■ Objective
Retype the lines below exactly as they appear, omitting the pictures.

■ Material shown
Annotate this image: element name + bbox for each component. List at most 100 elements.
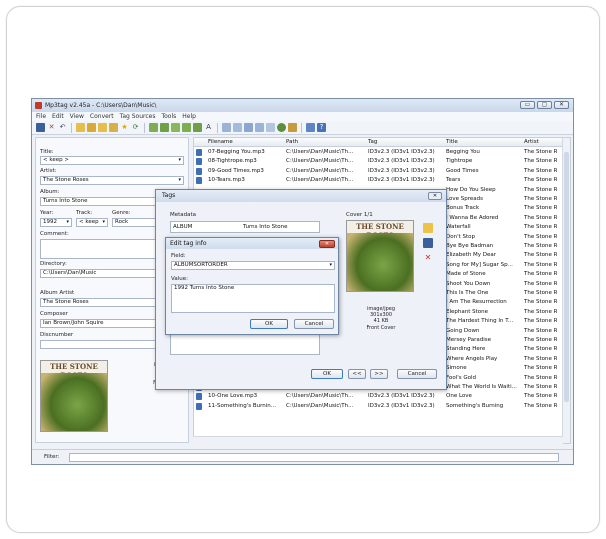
- previous-button[interactable]: <<: [348, 369, 366, 379]
- filter-label: Filter:: [44, 454, 60, 460]
- folder-sub-icon[interactable]: [98, 123, 107, 132]
- favorite-star-icon[interactable]: ★: [120, 123, 129, 132]
- scroll-thumb[interactable]: [564, 152, 569, 402]
- export-icon[interactable]: [233, 123, 242, 132]
- value-label: Value:: [171, 276, 188, 282]
- table-cell: Shoot You Down: [446, 280, 491, 287]
- table-row[interactable]: 11-Something's Burnin... C:\Users\Dan\Mus…: [194, 402, 570, 411]
- undo-icon[interactable]: ↶: [58, 123, 67, 132]
- menu-tools[interactable]: Tools: [161, 113, 176, 120]
- folder-open-icon[interactable]: [76, 123, 85, 132]
- column-path[interactable]: Path: [286, 139, 298, 145]
- menu-tag-sources[interactable]: Tag Sources: [120, 113, 156, 120]
- table-cell: C:\Users\Dan\Music\Th...: [286, 149, 354, 155]
- remove-cover-icon[interactable]: ✕: [423, 253, 433, 263]
- close-button[interactable]: ✕: [554, 101, 569, 109]
- chevron-down-icon[interactable]: ▾: [102, 219, 105, 226]
- table-cell: ID3v2.3 (ID3v1 ID3v2.3): [368, 393, 435, 400]
- table-row[interactable]: 08-Tightrope.mp3 C:\Users\Dan\Music\Th...…: [194, 157, 570, 166]
- title-value: < keep >: [43, 157, 69, 163]
- table-cell: The Stone R: [524, 402, 558, 409]
- actions-icon[interactable]: [222, 123, 231, 132]
- table-cell: Standing Here: [446, 346, 486, 353]
- menu-convert[interactable]: Convert: [90, 113, 114, 120]
- menu-edit[interactable]: Edit: [52, 113, 64, 120]
- tools-icon[interactable]: [288, 123, 297, 132]
- table-row[interactable]: 10-One Love.mp3 C:\Users\Dan\Music\Th... I…: [194, 392, 570, 401]
- table-cell: The Stone R: [524, 318, 558, 325]
- tag-tag-icon[interactable]: [193, 123, 202, 132]
- metadata-row[interactable]: ALBUM Turns Into Stone: [170, 221, 320, 233]
- column-artist[interactable]: Artist: [524, 139, 539, 145]
- table-row[interactable]: 09-Good Times.mp3 C:\Users\Dan\Music\Th..…: [194, 167, 570, 176]
- add-cover-icon[interactable]: [423, 223, 433, 233]
- filter-input[interactable]: [69, 453, 559, 462]
- tag-filename-icon[interactable]: [149, 123, 158, 132]
- edit-ok-button[interactable]: OK: [250, 319, 288, 329]
- column-filename[interactable]: Filename: [208, 139, 233, 145]
- column-title[interactable]: Title: [446, 139, 458, 145]
- field-select[interactable]: ALBUMSORTORDER ▾: [171, 261, 335, 270]
- table-cell: C:\Users\Dan\Music\Th...: [286, 158, 354, 165]
- album-artist-value: The Stone Roses: [43, 299, 89, 305]
- table-cell: C:\Users\Dan\Music\Th...: [286, 402, 354, 409]
- next-button[interactable]: >>: [370, 369, 388, 379]
- save-icon[interactable]: [36, 123, 45, 132]
- close-icon[interactable]: ✕: [428, 192, 442, 200]
- freedb-icon[interactable]: [244, 123, 253, 132]
- edit-cancel-button[interactable]: Cancel: [294, 319, 334, 329]
- ok-button[interactable]: OK: [311, 369, 343, 379]
- text-tag-icon[interactable]: [182, 123, 191, 132]
- edit-tag-dialog: Edit tag info ✕ Field: ALBUMSORTORDER ▾ V…: [165, 237, 339, 335]
- music-file-icon: [196, 177, 202, 185]
- close-icon[interactable]: ✕: [319, 240, 335, 248]
- menu-help[interactable]: Help: [182, 113, 196, 120]
- track-field[interactable]: < keep ▾: [76, 218, 108, 227]
- table-row[interactable]: 10-Tears.mp3 C:\Users\Dan\Music\Th... ID3v…: [194, 176, 570, 185]
- options-icon[interactable]: [306, 123, 315, 132]
- title-field[interactable]: < keep > ▾: [40, 156, 184, 165]
- case-convert-icon[interactable]: A: [204, 123, 213, 132]
- artist-field[interactable]: The Stone Roses ▾: [40, 176, 184, 185]
- cancel-button[interactable]: Cancel: [397, 369, 437, 379]
- metadata-label: Metadata: [170, 212, 197, 218]
- filename-filename-icon[interactable]: [171, 123, 180, 132]
- menu-view[interactable]: View: [70, 113, 84, 120]
- table-cell: The Hardest Thing In T...: [446, 318, 514, 325]
- value-textarea[interactable]: 1992 Turns Into Stone: [171, 284, 335, 313]
- folder-add-icon[interactable]: [87, 123, 96, 132]
- chevron-down-icon[interactable]: ▾: [178, 177, 181, 184]
- track-label: Track:: [76, 210, 93, 216]
- help-icon[interactable]: ?: [317, 123, 326, 132]
- remove-tag-icon[interactable]: ✕: [47, 123, 56, 132]
- year-field[interactable]: 1992 ▾: [40, 218, 72, 227]
- horizontal-scrollbar[interactable]: [193, 436, 563, 444]
- playlist-icon[interactable]: [109, 123, 118, 132]
- vertical-scrollbar[interactable]: [562, 138, 570, 443]
- cover-art-large[interactable]: THE STONE ROSES: [346, 220, 414, 292]
- cover-art-image: [41, 373, 107, 431]
- directory-value: C:\Users\Dan\Music: [43, 270, 97, 276]
- musicbrainz-icon[interactable]: [266, 123, 275, 132]
- cover-thumbnail[interactable]: THE STONE ROSES: [40, 360, 108, 432]
- music-file-icon: [196, 402, 202, 410]
- table-row[interactable]: 07-Begging You.mp3 C:\Users\Dan\Music\Th.…: [194, 148, 570, 157]
- album-artist-label: Album Artist: [40, 290, 75, 296]
- web-sources-icon[interactable]: [277, 123, 286, 132]
- minimize-button[interactable]: ▭: [520, 101, 535, 109]
- chevron-down-icon[interactable]: ▾: [66, 219, 69, 226]
- chevron-down-icon[interactable]: ▾: [329, 262, 332, 269]
- maximize-button[interactable]: ▢: [537, 101, 552, 109]
- refresh-icon[interactable]: ⟳: [131, 123, 140, 132]
- column-tag[interactable]: Tag: [368, 139, 377, 145]
- table-cell: The Stone R: [524, 149, 558, 155]
- filename-tag-icon[interactable]: [160, 123, 169, 132]
- table-cell: The Stone R: [524, 196, 558, 202]
- chevron-down-icon[interactable]: ▾: [178, 157, 181, 164]
- discogs-icon[interactable]: [255, 123, 264, 132]
- metadata-list[interactable]: [170, 333, 320, 355]
- table-cell: Love Spreads: [446, 196, 483, 202]
- table-cell: ID3v2.3 (ID3v1 ID3v2.3): [368, 149, 435, 155]
- menu-file[interactable]: File: [36, 113, 46, 120]
- save-cover-icon[interactable]: [423, 238, 433, 248]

■ The reply
Annotate this image: element name + bbox for each component. List at most 100 elements.
- previous-button[interactable]: <<: [348, 369, 366, 379]
- filter-label: Filter:: [44, 454, 60, 460]
- folder-sub-icon[interactable]: [98, 123, 107, 132]
- favorite-star-icon[interactable]: ★: [120, 123, 129, 132]
- scroll-thumb[interactable]: [564, 152, 569, 402]
- export-icon[interactable]: [233, 123, 242, 132]
- value-label: Value:: [171, 276, 188, 282]
- table-cell: Shoot You Down: [446, 280, 491, 287]
- table-row[interactable]: 11-Something's Burnin... C:\Users\Dan\Mus…: [194, 402, 570, 411]
- undo-icon[interactable]: ↶: [58, 123, 67, 132]
- menu-tools[interactable]: Tools: [161, 113, 176, 120]
- folder-open-icon[interactable]: [76, 123, 85, 132]
- column-path[interactable]: Path: [286, 139, 298, 145]
- menu-tag-sources[interactable]: Tag Sources: [120, 113, 156, 120]
- table-cell: C:\Users\Dan\Music\Th...: [286, 149, 354, 155]
- remove-cover-icon[interactable]: ✕: [423, 253, 433, 263]
- close-button[interactable]: ✕: [554, 101, 569, 109]
- chevron-down-icon[interactable]: ▾: [102, 219, 105, 226]
- table-cell: ID3v2.3 (ID3v1 ID3v2.3): [368, 393, 435, 400]
- table-row[interactable]: 08-Tightrope.mp3 C:\Users\Dan\Music\Th...…: [194, 157, 570, 166]
- title-value: < keep >: [43, 157, 69, 163]
- table-cell: The Stone R: [524, 402, 558, 409]
- actions-icon[interactable]: [222, 123, 231, 132]
- table-cell: Standing Here: [446, 346, 486, 353]
- menu-convert[interactable]: Convert: [90, 113, 114, 120]
- menu-edit[interactable]: Edit: [52, 113, 64, 120]
- tools-icon[interactable]: [288, 123, 297, 132]
- table-row[interactable]: 10-One Love.mp3 C:\Users\Dan\Music\Th... I…: [194, 392, 570, 401]
- table-cell: The Stone R: [524, 318, 558, 325]
- tag-tag-icon[interactable]: [193, 123, 202, 132]
- metadata-row[interactable]: ALBUM Turns Into Stone: [170, 221, 320, 233]
- column-artist[interactable]: Artist: [524, 139, 539, 145]
- table-row[interactable]: 09-Good Times.mp3 C:\Users\Dan\Music\Th..…: [194, 167, 570, 176]
- add-cover-icon[interactable]: [423, 223, 433, 233]
- filter-input[interactable]: [69, 453, 559, 462]
- tag-filename-icon[interactable]: [149, 123, 158, 132]
- edit-ok-button[interactable]: OK: [250, 319, 288, 329]
- column-filename[interactable]: Filename: [208, 139, 233, 145]
- column-title[interactable]: Title: [446, 139, 458, 145]
- field-select[interactable]: ALBUMSORTORDER ▾: [171, 261, 335, 270]
- table-cell: C:\Users\Dan\Music\Th...: [286, 158, 354, 165]
- album-artist-value: The Stone Roses: [43, 299, 89, 305]
- table-cell: C:\Users\Dan\Music\Th...: [286, 402, 354, 409]
- next-button[interactable]: >>: [370, 369, 388, 379]
- save-icon[interactable]: [36, 123, 45, 132]
- close-icon[interactable]: ✕: [428, 192, 442, 200]
- freedb-icon[interactable]: [244, 123, 253, 132]
- edit-cancel-button[interactable]: Cancel: [294, 319, 334, 329]
- ok-button[interactable]: OK: [311, 369, 343, 379]
- text-tag-icon[interactable]: [182, 123, 191, 132]
- edit-tag-dialog: Edit tag info ✕ Field: ALBUMSORTORDER ▾ V…: [165, 237, 339, 335]
- music-file-icon: [196, 177, 202, 185]
- close-icon[interactable]: ✕: [319, 240, 335, 248]
- menu-help[interactable]: Help: [182, 113, 196, 120]
- track-field[interactable]: < keep ▾: [76, 218, 108, 227]
- table-row[interactable]: 10-Tears.mp3 C:\Users\Dan\Music\Th... ID3v…: [194, 176, 570, 185]
- options-icon[interactable]: [306, 123, 315, 132]
- title-field[interactable]: < keep > ▾: [40, 156, 184, 165]
- case-convert-icon[interactable]: A: [204, 123, 213, 132]
- artist-field[interactable]: The Stone Roses ▾: [40, 176, 184, 185]
- cancel-button[interactable]: Cancel: [397, 369, 437, 379]
- metadata-label: Metadata: [170, 212, 197, 218]
- filename-filename-icon[interactable]: [171, 123, 180, 132]
- menu-view[interactable]: View: [70, 113, 84, 120]
- table-cell: The Hardest Thing In T...: [446, 318, 514, 325]
- value-textarea[interactable]: 1992 Turns Into Stone: [171, 284, 335, 313]
- folder-add-icon[interactable]: [87, 123, 96, 132]
- chevron-down-icon[interactable]: ▾: [178, 177, 181, 184]
- track-label: Track:: [76, 210, 93, 216]
- help-icon[interactable]: ?: [317, 123, 326, 132]
- remove-tag-icon[interactable]: ✕: [47, 123, 56, 132]
- year-field[interactable]: 1992 ▾: [40, 218, 72, 227]
- horizontal-scrollbar[interactable]: [193, 436, 563, 444]
- playlist-icon[interactable]: [109, 123, 118, 132]
- vertical-scrollbar[interactable]: [562, 138, 570, 443]
- cover-art-large[interactable]: THE STONE ROSES: [346, 220, 414, 292]
- cover-art-image: [41, 373, 107, 431]
- directory-value: C:\Users\Dan\Music: [43, 270, 97, 276]
- musicbrainz-icon[interactable]: [266, 123, 275, 132]
- cover-thumbnail[interactable]: THE STONE ROSES: [40, 360, 108, 432]
- music-file-icon: [196, 402, 202, 410]
- table-row[interactable]: 07-Begging You.mp3 C:\Users\Dan\Music\Th.…: [194, 148, 570, 157]
- album-artist-label: Album Artist: [40, 290, 75, 296]
- web-sources-icon[interactable]: [277, 123, 286, 132]
- minimize-button[interactable]: ▭: [520, 101, 535, 109]
- chevron-down-icon[interactable]: ▾: [66, 219, 69, 226]
- chevron-down-icon[interactable]: ▾: [329, 262, 332, 269]
- maximize-button[interactable]: ▢: [537, 101, 552, 109]
- refresh-icon[interactable]: ⟳: [131, 123, 140, 132]
- column-tag[interactable]: Tag: [368, 139, 377, 145]
- table-cell: The Stone R: [524, 149, 558, 155]
- filename-tag-icon[interactable]: [160, 123, 169, 132]
- table-cell: The Stone R: [524, 196, 558, 202]
- chevron-down-icon[interactable]: ▾: [178, 157, 181, 164]
- discogs-icon[interactable]: [255, 123, 264, 132]
- metadata-list[interactable]: [170, 333, 320, 355]
- table-cell: Love Spreads: [446, 196, 483, 202]
- table-cell: ID3v2.3 (ID3v1 ID3v2.3): [368, 149, 435, 155]
- menu-file[interactable]: File: [36, 113, 46, 120]
- save-cover-icon[interactable]: [423, 238, 433, 248]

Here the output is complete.